▸ Exercise input:
════════

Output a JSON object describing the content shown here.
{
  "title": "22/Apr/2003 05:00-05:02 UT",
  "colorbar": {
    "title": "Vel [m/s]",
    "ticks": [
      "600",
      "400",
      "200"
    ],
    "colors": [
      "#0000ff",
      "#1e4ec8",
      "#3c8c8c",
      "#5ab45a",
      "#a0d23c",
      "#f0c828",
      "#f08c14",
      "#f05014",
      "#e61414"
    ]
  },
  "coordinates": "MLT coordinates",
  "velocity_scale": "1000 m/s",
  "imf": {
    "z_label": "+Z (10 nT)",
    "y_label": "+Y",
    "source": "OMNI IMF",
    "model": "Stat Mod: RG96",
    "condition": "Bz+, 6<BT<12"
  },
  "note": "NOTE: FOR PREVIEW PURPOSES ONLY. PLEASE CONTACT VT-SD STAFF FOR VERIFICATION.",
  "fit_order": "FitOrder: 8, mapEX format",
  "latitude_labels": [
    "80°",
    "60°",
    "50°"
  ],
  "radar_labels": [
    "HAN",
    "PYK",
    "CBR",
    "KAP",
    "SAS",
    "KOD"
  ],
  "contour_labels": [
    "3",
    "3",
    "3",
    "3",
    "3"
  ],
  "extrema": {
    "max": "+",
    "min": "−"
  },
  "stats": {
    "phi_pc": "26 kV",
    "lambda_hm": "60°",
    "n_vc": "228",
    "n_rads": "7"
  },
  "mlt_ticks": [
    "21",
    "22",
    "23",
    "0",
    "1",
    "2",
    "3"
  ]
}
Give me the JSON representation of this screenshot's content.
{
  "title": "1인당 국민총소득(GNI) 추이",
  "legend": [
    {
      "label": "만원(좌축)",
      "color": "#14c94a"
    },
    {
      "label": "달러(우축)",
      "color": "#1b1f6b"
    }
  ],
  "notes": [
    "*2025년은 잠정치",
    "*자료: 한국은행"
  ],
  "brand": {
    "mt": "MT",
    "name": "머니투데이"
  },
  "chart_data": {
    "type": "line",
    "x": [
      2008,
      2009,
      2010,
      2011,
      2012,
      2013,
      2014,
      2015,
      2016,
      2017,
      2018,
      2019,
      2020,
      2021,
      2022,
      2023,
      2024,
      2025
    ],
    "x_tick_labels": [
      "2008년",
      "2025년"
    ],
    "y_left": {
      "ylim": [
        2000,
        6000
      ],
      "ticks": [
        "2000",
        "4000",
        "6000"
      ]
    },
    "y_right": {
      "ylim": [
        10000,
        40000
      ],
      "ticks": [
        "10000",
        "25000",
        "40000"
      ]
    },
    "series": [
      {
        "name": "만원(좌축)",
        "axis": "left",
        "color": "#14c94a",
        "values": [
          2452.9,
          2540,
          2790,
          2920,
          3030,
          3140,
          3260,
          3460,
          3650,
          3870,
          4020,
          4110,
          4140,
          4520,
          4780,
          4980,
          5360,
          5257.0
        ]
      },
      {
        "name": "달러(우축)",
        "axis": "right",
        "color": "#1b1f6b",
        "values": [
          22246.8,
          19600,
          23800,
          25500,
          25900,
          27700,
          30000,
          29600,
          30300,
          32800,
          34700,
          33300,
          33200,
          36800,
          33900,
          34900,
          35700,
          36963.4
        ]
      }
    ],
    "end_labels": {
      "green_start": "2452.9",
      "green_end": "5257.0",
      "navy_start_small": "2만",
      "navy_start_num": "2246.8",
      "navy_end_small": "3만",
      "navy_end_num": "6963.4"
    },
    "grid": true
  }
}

════════

▸ Requirements: Quote the data above in full, changing nothing.

▸ Final result:
Output a JSON object describing the content shown here.
{
  "title": "22/Apr/2003 05:00-05:02 UT",
  "colorbar": {
    "title": "Vel [m/s]",
    "ticks": [
      "600",
      "400",
      "200"
    ],
    "colors": [
      "#0000ff",
      "#1e4ec8",
      "#3c8c8c",
      "#5ab45a",
      "#a0d23c",
      "#f0c828",
      "#f08c14",
      "#f05014",
      "#e61414"
    ]
  },
  "coordinates": "MLT coordinates",
  "velocity_scale": "1000 m/s",
  "imf": {
    "z_label": "+Z (10 nT)",
    "y_label": "+Y",
    "source": "OMNI IMF",
    "model": "Stat Mod: RG96",
    "condition": "Bz+, 6<BT<12"
  },
  "note": "NOTE: FOR PREVIEW PURPOSES ONLY. PLEASE CONTACT VT-SD STAFF FOR VERIFICATION.",
  "fit_order": "FitOrder: 8, mapEX format",
  "latitude_labels": [
    "80°",
    "60°",
    "50°"
  ],
  "radar_labels": [
    "HAN",
    "PYK",
    "CBR",
    "KAP",
    "SAS",
    "KOD"
  ],
  "contour_labels": [
    "3",
    "3",
    "3",
    "3",
    "3"
  ],
  "extrema": {
    "max": "+",
    "min": "−"
  },
  "stats": {
    "phi_pc": "26 kV",
    "lambda_hm": "60°",
    "n_vc": "228",
    "n_rads": "7"
  },
  "mlt_ticks": [
    "21",
    "22",
    "23",
    "0",
    "1",
    "2",
    "3"
  ]
}
Give me the JSON representation of this screenshot's content.
{
  "title": "1인당 국민총소득(GNI) 추이",
  "legend": [
    {
      "label": "만원(좌축)",
      "color": "#14c94a"
    },
    {
      "label": "달러(우축)",
      "color": "#1b1f6b"
    }
  ],
  "notes": [
    "*2025년은 잠정치",
    "*자료: 한국은행"
  ],
  "brand": {
    "mt": "MT",
    "name": "머니투데이"
  },
  "chart_data": {
    "type": "line",
    "x": [
      2008,
      2009,
      2010,
      2011,
      2012,
      2013,
      2014,
      2015,
      2016,
      2017,
      2018,
      2019,
      2020,
      2021,
      2022,
      2023,
      2024,
      2025
    ],
    "x_tick_labels": [
      "2008년",
      "2025년"
    ],
    "y_left": {
      "ylim": [
        2000,
        6000
      ],
      "ticks": [
        "2000",
        "4000",
        "6000"
      ]
    },
    "y_right": {
      "ylim": [
        10000,
        40000
      ],
      "ticks": [
        "10000",
        "25000",
        "40000"
      ]
    },
    "series": [
      {
        "name": "만원(좌축)",
        "axis": "left",
        "color": "#14c94a",
        "values": [
          2452.9,
          2540,
          2790,
          2920,
          3030,
          3140,
          3260,
          3460,
          3650,
          3870,
          4020,
          4110,
          4140,
          4520,
          4780,
          4980,
          5360,
          5257.0
        ]
      },
      {
        "name": "달러(우축)",
        "axis": "right",
        "color": "#1b1f6b",
        "values": [
          22246.8,
          19600,
          23800,
          25500,
          25900,
          27700,
          30000,
          29600,
          30300,
          32800,
          34700,
          33300,
          33200,
          36800,
          33900,
          34900,
          35700,
          36963.4
        ]
      }
    ],
    "end_labels": {
      "green_start": "2452.9",
      "green_end": "5257.0",
      "navy_start_small": "2만",
      "navy_start_num": "2246.8",
      "navy_end_small": "3만",
      "navy_end_num": "6963.4"
    },
    "grid": true
  }
}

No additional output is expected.